━━━ TEXT SEGMENT ━━━

Climate Change and Heat Islands
On this page:
- Compound effects of climate change and heat islands
- Climate change benefits of reducing heat islands
Climate change and heat islands interact in important ways. In many areas of the U.S., steadily increasing warming trends are intensifying already higher temperatures in heat island areas. 1, 2 This continued warming is expected to worsen heat islands in the future.3 As urban population densities increase and natural land areas decrease, heat islands will strengthen.3, 4 Communities can address and respond to these trends by taking actions to reduce their local heat islands. For example, strategies such as installing cool roofs and increasing tree canopy can lower heat island temperatures and lessen the exposure and sensitivity of city residents to climate change impacts, while also lowering the greenhouse gas emissions that cause climate change.

━━━ STORED DATA ━━━

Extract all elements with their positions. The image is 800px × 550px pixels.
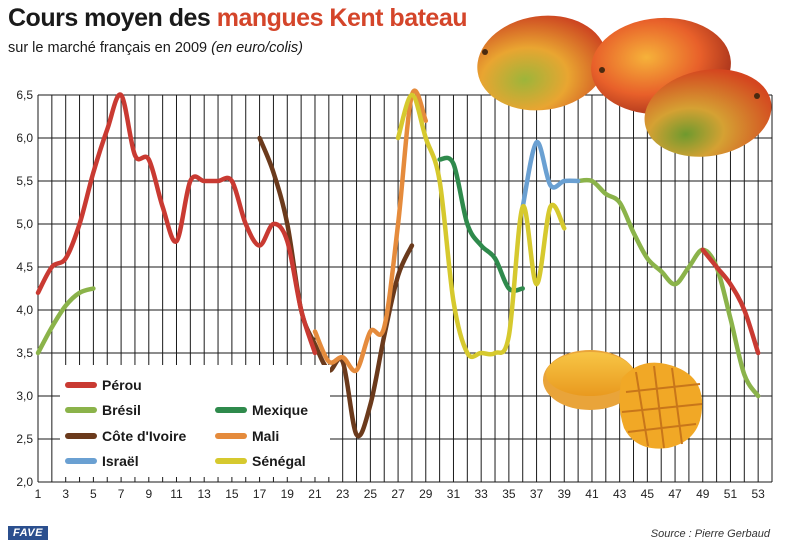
- x-tick-label: 23: [336, 487, 350, 501]
- x-tick-label: 13: [198, 487, 212, 501]
- x-tick-label: 49: [696, 487, 710, 501]
- y-tick-label: 5,5: [16, 174, 33, 188]
- x-tick-label: 11: [170, 487, 183, 501]
- x-tick-label: 7: [118, 487, 125, 501]
- x-tick-label: 1: [35, 487, 42, 501]
- x-tick-label: 29: [419, 487, 433, 501]
- x-tick-label: 17: [253, 487, 267, 501]
- y-tick-label: 4,5: [16, 260, 33, 274]
- series-line-israel: [520, 140, 581, 210]
- x-tick-label: 21: [308, 487, 322, 501]
- series-lines: [35, 88, 761, 439]
- legend-label: Sénégal: [252, 453, 306, 469]
- series-line-perou: [35, 92, 318, 356]
- x-tick-label: 19: [281, 487, 295, 501]
- chart-title: Cours moyen des mangues Kent bateau: [8, 4, 468, 33]
- publisher-logo: FAVE: [8, 526, 48, 540]
- x-tick-label: 45: [641, 487, 655, 501]
- y-tick-label: 5,0: [16, 217, 33, 231]
- mango-fruit-1: [477, 15, 607, 111]
- mango-cubes: [619, 362, 703, 449]
- x-axis-ticks: 1 3 5 7 9 11 13 15 17 19 21 23 25 27 29 31 33 35 37 39 41 43 4…: [35, 487, 765, 501]
- subtitle-main: sur le marché français en 2009: [8, 40, 212, 56]
- x-tick-label: 39: [558, 487, 572, 501]
- y-tick-label: 2,5: [16, 432, 33, 446]
- subtitle-unit: (en euro/colis): [211, 40, 303, 56]
- x-tick-label: 41: [585, 487, 599, 501]
- x-tick-label: 53: [751, 487, 765, 501]
- x-tick-label: 51: [724, 487, 738, 501]
- mango-illustration-cut: [543, 350, 703, 449]
- x-tick-label: 47: [668, 487, 682, 501]
- y-tick-label: 4,0: [16, 303, 33, 317]
- legend-label: Israël: [102, 453, 139, 469]
- legend-label: Mali: [252, 428, 279, 444]
- x-tick-label: 5: [90, 487, 97, 501]
- x-tick-label: 35: [502, 487, 516, 501]
- chart-subtitle: sur le marché français en 2009 (en euro/…: [8, 40, 303, 56]
- mango-illustration-top: [477, 15, 772, 157]
- x-tick-label: 9: [145, 487, 152, 501]
- legend-background: [60, 365, 330, 477]
- mango-fruit-3: [644, 69, 772, 157]
- y-tick-label: 3,5: [16, 346, 33, 360]
- x-tick-label: 25: [364, 487, 378, 501]
- series-line-mexique: [437, 155, 525, 293]
- y-tick-label: 6,5: [16, 88, 33, 102]
- x-tick-label: 33: [474, 487, 488, 501]
- x-tick-label: 3: [62, 487, 69, 501]
- series-line-bresil: [575, 177, 761, 399]
- series-line-bresil: [35, 286, 96, 356]
- legend-label: Côte d'Ivoire: [102, 428, 186, 444]
- y-tick-label: 3,0: [16, 389, 33, 403]
- x-tick-label: 37: [530, 487, 544, 501]
- x-tick-label: 27: [391, 487, 405, 501]
- legend-label: Brésil: [102, 402, 141, 418]
- title-highlight: mangues Kent bateau: [216, 4, 468, 32]
- x-tick-label: 15: [225, 487, 239, 501]
- y-tick-label: 6,0: [16, 131, 33, 145]
- y-tick-label: 2,0: [16, 475, 33, 489]
- x-tick-label: 31: [447, 487, 461, 501]
- source-note: Source : Pierre Gerbaud: [650, 528, 770, 540]
- legend: Pérou Brésil Côte d'Ivoire Israël Mexique Mal…: [60, 365, 330, 477]
- legend-label: Pérou: [102, 377, 142, 393]
- title-part-1: Cours moyen des: [8, 4, 217, 32]
- x-tick-label: 43: [613, 487, 627, 501]
- series-line-senegal: [395, 92, 567, 360]
- y-axis-ticks: 2,0 2,5 3,0 3,5 4,0 4,5 5,0 5,5 6,0 6,5: [16, 88, 33, 489]
- series-line-mali: [312, 88, 429, 374]
- legend-label: Mexique: [252, 402, 308, 418]
- series-line-perou: [700, 247, 761, 356]
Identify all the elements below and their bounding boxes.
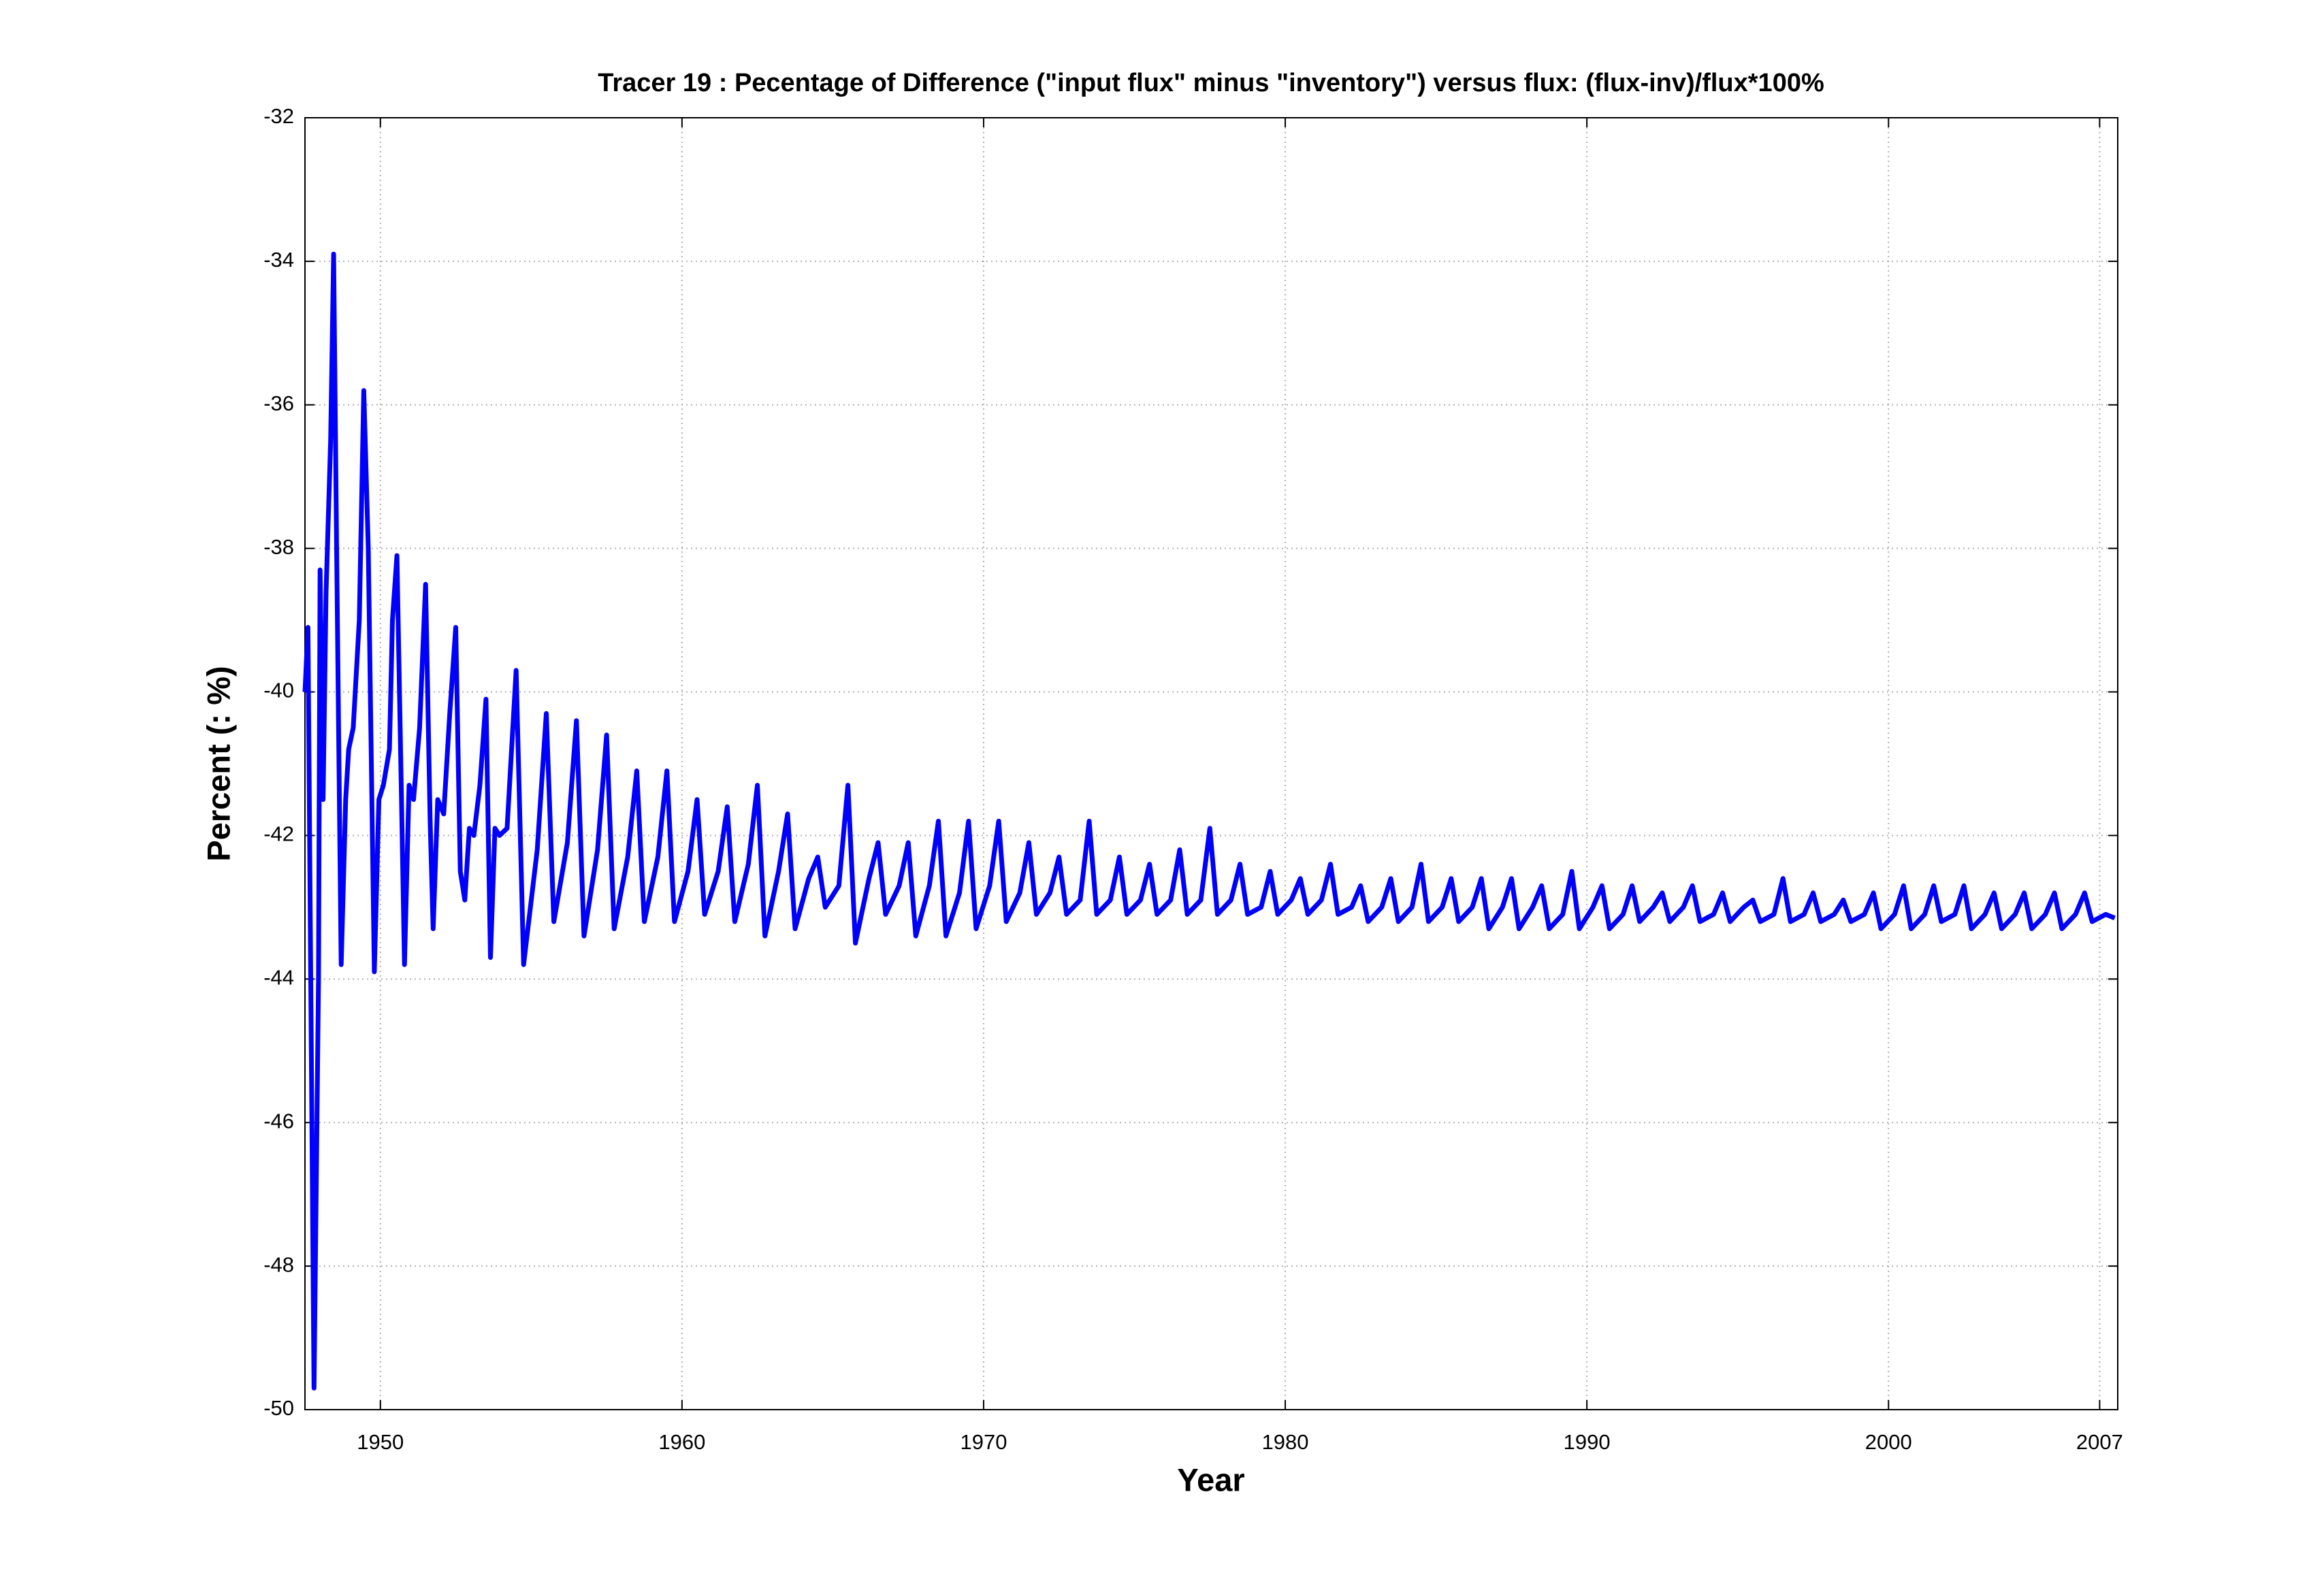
y-tick-label: -42 xyxy=(263,822,294,846)
y-tick-label: -36 xyxy=(263,391,294,415)
chart-title: Tracer 19 : Pecentage of Difference ("in… xyxy=(598,69,1824,97)
x-tick-label: 1950 xyxy=(357,1430,404,1454)
x-tick-label: 1980 xyxy=(1262,1430,1309,1454)
y-tick-label: -32 xyxy=(263,104,294,128)
y-tick-label: -34 xyxy=(263,248,294,272)
x-tick-label: 2007 xyxy=(2076,1430,2123,1454)
y-tick-label: -38 xyxy=(263,535,294,559)
x-tick-label: 1990 xyxy=(1564,1430,1611,1454)
y-axis-label: Percent (: %) xyxy=(200,666,236,861)
y-tick-label: -46 xyxy=(263,1109,294,1133)
y-tick-label: -48 xyxy=(263,1252,294,1276)
x-tick-label: 1970 xyxy=(960,1430,1007,1454)
y-tick-label: -40 xyxy=(263,679,294,702)
plot-frame xyxy=(304,117,2118,1410)
x-tick-label: 2000 xyxy=(1865,1430,1912,1454)
x-tick-label: 1960 xyxy=(658,1430,705,1454)
y-tick-label: -50 xyxy=(263,1396,294,1420)
x-axis-label: Year xyxy=(1177,1461,1244,1497)
data-line xyxy=(302,251,2116,1391)
y-tick-label: -44 xyxy=(263,966,294,990)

━━━

According to the text on climate change and heat islands, what two strategies can lower heat island temperatures?

Installing cool roofs and increasing tree canopy.